» **TASK OBJECTIVE**:
Work out how many lines in the data hold the word "Fior", and reply with that number only.
______
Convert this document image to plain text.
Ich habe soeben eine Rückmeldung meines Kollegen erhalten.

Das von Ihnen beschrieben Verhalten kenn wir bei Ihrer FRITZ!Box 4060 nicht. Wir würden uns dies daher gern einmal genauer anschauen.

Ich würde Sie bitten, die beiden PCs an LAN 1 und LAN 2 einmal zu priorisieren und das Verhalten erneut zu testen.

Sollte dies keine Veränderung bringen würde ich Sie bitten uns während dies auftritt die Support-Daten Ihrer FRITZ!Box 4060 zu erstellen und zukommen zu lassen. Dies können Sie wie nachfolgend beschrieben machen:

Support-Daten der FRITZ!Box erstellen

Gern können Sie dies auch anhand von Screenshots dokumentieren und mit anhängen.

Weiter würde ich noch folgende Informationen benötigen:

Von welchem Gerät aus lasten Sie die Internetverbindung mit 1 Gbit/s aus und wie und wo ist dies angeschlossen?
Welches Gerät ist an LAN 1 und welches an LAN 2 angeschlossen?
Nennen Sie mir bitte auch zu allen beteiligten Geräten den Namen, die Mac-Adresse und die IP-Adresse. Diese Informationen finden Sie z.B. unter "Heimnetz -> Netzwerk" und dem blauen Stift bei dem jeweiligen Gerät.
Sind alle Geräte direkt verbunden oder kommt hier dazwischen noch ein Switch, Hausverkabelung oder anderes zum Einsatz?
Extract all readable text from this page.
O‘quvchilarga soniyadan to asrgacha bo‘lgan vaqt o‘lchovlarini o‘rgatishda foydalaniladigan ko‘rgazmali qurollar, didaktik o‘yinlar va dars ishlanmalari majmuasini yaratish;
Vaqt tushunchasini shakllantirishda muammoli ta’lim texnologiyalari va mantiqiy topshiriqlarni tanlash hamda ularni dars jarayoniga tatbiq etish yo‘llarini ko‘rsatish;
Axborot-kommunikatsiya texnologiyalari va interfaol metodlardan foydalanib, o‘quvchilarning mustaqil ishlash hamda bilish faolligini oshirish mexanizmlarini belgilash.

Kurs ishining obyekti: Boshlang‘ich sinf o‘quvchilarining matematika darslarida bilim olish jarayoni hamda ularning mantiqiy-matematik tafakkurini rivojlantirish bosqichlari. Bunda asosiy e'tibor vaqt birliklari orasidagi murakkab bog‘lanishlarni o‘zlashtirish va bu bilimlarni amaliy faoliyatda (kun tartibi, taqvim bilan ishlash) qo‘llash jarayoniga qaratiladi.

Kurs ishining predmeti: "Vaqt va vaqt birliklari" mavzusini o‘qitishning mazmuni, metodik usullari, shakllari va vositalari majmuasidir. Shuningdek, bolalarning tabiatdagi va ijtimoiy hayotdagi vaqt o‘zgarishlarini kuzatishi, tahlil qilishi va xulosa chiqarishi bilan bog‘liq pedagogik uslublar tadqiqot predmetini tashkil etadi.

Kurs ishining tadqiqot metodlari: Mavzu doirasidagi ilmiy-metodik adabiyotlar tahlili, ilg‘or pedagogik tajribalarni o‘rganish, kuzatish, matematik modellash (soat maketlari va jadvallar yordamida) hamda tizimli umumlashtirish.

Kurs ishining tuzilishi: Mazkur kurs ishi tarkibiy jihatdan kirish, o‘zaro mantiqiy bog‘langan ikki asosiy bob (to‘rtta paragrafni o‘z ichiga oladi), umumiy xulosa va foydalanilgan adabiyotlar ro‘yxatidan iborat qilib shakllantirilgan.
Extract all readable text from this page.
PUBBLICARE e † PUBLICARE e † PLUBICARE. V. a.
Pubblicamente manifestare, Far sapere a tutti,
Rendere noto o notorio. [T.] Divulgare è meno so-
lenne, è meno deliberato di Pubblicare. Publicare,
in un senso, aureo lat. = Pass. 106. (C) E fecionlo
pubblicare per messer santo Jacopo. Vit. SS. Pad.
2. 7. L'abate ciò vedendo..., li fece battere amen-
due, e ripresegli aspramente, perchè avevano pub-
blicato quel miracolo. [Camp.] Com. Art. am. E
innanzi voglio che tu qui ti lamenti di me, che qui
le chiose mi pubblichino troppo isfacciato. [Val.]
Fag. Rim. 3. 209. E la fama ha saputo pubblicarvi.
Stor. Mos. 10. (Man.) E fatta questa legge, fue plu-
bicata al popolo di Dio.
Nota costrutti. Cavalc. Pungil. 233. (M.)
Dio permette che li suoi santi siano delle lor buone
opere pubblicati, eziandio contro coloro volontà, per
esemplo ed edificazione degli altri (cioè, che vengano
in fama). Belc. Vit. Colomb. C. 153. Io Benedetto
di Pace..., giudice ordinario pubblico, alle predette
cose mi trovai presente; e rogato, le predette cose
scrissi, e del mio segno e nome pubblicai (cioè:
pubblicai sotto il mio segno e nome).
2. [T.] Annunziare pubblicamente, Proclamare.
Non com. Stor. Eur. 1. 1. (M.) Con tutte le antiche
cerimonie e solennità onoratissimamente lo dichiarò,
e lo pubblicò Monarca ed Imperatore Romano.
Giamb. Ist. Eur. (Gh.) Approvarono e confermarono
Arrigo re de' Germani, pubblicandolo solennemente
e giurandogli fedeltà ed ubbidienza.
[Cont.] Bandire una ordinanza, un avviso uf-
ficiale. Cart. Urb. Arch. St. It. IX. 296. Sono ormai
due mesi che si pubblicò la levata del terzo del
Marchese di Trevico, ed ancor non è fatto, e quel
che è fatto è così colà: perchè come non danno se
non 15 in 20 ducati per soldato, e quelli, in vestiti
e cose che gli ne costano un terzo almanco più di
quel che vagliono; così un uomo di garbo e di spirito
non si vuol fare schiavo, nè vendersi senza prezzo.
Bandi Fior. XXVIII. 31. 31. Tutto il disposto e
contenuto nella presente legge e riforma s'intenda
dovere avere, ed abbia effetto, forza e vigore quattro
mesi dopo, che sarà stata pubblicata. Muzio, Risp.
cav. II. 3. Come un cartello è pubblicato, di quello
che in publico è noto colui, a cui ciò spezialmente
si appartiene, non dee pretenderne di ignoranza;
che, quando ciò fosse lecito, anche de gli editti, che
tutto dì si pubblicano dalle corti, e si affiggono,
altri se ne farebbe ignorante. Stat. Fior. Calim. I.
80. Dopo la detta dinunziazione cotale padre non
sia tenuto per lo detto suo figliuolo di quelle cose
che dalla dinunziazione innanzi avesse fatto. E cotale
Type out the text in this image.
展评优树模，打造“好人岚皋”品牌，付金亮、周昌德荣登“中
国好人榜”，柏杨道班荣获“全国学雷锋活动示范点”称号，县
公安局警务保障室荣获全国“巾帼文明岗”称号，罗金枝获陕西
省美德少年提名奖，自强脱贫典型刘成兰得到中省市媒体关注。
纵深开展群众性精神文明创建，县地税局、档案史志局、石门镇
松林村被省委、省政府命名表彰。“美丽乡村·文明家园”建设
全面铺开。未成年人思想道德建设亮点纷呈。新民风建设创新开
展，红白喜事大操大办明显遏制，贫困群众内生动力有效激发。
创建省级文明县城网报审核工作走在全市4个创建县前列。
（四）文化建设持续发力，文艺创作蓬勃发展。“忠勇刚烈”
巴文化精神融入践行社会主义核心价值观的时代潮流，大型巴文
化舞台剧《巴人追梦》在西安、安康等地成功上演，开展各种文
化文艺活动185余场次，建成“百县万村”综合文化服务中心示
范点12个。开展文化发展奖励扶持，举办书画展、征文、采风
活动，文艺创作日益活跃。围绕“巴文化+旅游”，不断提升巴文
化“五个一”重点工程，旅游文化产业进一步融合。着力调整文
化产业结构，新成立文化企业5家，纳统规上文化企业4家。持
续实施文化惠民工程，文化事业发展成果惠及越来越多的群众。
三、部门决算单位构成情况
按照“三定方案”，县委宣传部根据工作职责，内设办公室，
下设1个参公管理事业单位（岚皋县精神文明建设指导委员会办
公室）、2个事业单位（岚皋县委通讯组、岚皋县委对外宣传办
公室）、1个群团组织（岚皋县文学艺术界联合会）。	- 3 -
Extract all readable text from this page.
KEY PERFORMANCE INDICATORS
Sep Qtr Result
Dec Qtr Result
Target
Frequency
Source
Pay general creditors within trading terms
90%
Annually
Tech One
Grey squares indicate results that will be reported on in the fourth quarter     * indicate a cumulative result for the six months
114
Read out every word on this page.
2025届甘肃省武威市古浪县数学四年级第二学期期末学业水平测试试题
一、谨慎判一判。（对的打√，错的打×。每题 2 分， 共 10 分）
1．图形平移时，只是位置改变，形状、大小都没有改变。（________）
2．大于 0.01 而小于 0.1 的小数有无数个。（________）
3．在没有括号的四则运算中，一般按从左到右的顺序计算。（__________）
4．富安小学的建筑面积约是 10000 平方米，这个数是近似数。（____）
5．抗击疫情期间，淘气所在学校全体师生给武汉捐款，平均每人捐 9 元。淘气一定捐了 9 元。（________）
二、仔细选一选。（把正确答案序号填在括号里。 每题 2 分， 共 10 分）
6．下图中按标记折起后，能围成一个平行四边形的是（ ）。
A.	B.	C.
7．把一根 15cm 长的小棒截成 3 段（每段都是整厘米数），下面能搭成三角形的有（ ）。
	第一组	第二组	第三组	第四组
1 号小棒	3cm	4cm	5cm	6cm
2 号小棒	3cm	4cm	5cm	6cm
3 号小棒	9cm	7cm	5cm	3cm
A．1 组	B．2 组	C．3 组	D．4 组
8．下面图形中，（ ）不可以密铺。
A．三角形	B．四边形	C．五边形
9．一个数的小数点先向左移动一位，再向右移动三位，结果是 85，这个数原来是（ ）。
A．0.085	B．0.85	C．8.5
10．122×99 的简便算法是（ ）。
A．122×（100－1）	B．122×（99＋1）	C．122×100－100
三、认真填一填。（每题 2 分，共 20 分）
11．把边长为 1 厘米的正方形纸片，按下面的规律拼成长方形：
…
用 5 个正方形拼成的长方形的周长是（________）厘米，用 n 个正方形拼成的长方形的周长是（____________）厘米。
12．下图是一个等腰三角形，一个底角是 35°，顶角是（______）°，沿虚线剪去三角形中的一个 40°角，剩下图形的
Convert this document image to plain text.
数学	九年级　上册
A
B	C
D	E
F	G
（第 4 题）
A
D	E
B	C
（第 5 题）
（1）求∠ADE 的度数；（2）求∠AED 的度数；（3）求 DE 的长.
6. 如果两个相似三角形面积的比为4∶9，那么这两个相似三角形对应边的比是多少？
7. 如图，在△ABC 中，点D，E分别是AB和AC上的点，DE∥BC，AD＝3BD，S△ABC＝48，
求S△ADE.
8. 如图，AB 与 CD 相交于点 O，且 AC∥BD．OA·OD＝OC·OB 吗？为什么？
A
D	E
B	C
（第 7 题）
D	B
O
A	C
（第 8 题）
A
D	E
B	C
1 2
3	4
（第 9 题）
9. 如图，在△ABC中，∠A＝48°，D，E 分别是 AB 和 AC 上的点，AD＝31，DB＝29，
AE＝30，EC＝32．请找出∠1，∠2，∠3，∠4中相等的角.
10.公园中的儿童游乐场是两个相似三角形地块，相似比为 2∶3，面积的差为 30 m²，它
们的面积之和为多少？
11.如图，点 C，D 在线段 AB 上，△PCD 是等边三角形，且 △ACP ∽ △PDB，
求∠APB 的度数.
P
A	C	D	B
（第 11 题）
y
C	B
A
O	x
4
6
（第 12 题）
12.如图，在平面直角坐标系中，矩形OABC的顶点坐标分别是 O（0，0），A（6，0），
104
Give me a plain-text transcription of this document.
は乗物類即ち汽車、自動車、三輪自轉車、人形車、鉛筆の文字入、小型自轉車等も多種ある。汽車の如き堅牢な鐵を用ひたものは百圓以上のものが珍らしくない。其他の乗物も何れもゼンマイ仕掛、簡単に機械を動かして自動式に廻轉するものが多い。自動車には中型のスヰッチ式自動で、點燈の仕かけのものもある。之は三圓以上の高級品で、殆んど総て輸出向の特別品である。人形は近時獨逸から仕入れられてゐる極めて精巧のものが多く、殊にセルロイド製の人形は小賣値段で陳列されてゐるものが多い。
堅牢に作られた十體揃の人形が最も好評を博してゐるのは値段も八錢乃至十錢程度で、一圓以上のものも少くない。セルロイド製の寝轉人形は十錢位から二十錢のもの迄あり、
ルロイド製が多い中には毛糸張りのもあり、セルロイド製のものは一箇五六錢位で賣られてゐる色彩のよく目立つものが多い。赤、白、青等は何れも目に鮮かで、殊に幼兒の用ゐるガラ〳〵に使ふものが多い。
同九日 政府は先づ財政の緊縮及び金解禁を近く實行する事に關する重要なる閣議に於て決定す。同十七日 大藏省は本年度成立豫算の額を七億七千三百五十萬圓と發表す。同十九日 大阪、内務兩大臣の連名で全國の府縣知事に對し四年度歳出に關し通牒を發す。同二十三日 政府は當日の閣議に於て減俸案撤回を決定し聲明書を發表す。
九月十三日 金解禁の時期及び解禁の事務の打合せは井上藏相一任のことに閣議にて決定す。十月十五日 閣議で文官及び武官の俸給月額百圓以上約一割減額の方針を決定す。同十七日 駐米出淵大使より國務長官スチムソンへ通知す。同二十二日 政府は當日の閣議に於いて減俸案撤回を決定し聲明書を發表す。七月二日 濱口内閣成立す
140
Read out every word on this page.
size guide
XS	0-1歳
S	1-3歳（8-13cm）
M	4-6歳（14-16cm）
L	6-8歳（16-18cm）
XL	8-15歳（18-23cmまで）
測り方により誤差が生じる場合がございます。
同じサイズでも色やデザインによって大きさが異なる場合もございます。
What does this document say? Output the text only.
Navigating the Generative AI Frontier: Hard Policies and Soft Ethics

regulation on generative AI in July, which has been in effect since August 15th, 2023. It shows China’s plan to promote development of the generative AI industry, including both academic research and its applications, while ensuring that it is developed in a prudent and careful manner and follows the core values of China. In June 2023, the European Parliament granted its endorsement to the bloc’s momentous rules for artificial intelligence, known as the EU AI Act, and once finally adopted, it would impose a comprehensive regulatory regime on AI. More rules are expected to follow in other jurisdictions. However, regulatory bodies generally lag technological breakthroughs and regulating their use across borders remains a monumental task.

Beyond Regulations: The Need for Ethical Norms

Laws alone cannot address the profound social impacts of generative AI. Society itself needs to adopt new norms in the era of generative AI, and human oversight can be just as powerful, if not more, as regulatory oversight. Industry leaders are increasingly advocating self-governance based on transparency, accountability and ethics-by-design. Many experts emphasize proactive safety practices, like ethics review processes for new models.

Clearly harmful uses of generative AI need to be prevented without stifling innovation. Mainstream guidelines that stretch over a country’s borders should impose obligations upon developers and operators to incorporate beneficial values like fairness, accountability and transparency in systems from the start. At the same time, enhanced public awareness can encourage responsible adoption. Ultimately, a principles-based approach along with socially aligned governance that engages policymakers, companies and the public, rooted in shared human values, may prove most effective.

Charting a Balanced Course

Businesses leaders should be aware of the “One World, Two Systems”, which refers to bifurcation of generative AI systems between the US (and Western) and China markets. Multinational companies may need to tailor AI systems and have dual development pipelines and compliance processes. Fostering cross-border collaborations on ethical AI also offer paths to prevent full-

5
______
» **THE ANSWER**:
2